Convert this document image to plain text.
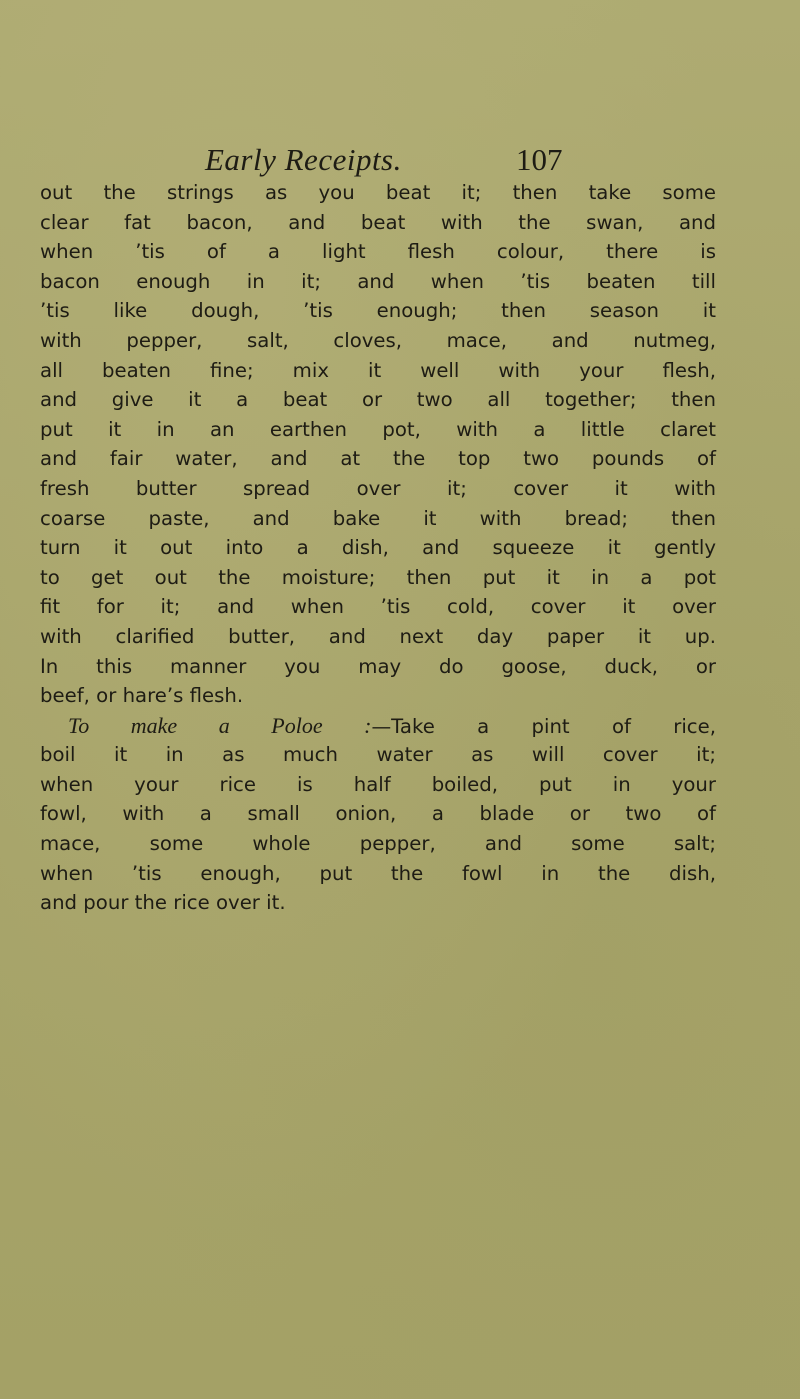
Early Receipts.	107
out the strings as you beat it; then take some
clear fat bacon, and beat with the swan, and
when ’tis of a light flesh colour, there is
bacon enough in it; and when ’tis beaten till
’tis like dough, ’tis enough; then season it
with pepper, salt, cloves, mace, and nutmeg,
all beaten fine; mix it well with your flesh,
and give it a beat or two all together; then
put it in an earthen pot, with a little claret
and fair water, and at the top two pounds of
fresh butter spread over it; cover it with
coarse paste, and bake it with bread; then
turn it out into a dish, and squeeze it gently
to get out the moisture; then put it in a pot
fit for it; and when ’tis cold, cover it over
with clarified butter, and next day paper it up.
In this manner you may do goose, duck, or
beef, or hare’s flesh.
To make a Poloe :—Take a pint of rice,
boil it in as much water as will cover it;
when your rice is half boiled, put in your
fowl, with a small onion, a blade or two of
mace, some whole pepper, and some salt;
when ’tis enough, put the fowl in the dish,
and pour the rice over it.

□ □ □

* Short task
Leave the pictures out and write out every entry exactly as given.

* Exercise result
Convert this document image to plain text.
Early Receipts.	107
out the strings as you beat it; then take some
clear fat bacon, and beat with the swan, and
when ’tis of a light flesh colour, there is
bacon enough in it; and when ’tis beaten till
’tis like dough, ’tis enough; then season it
with pepper, salt, cloves, mace, and nutmeg,
all beaten fine; mix it well with your flesh,
and give it a beat or two all together; then
put it in an earthen pot, with a little claret
and fair water, and at the top two pounds of
fresh butter spread over it; cover it with
coarse paste, and bake it with bread; then
turn it out into a dish, and squeeze it gently
to get out the moisture; then put it in a pot
fit for it; and when ’tis cold, cover it over
with clarified butter, and next day paper it up.
In this manner you may do goose, duck, or
beef, or hare’s flesh.
To make a Poloe :—Take a pint of rice,
boil it in as much water as will cover it;
when your rice is half boiled, put in your
fowl, with a small onion, a blade or two of
mace, some whole pepper, and some salt;
when ’tis enough, put the fowl in the dish,
and pour the rice over it.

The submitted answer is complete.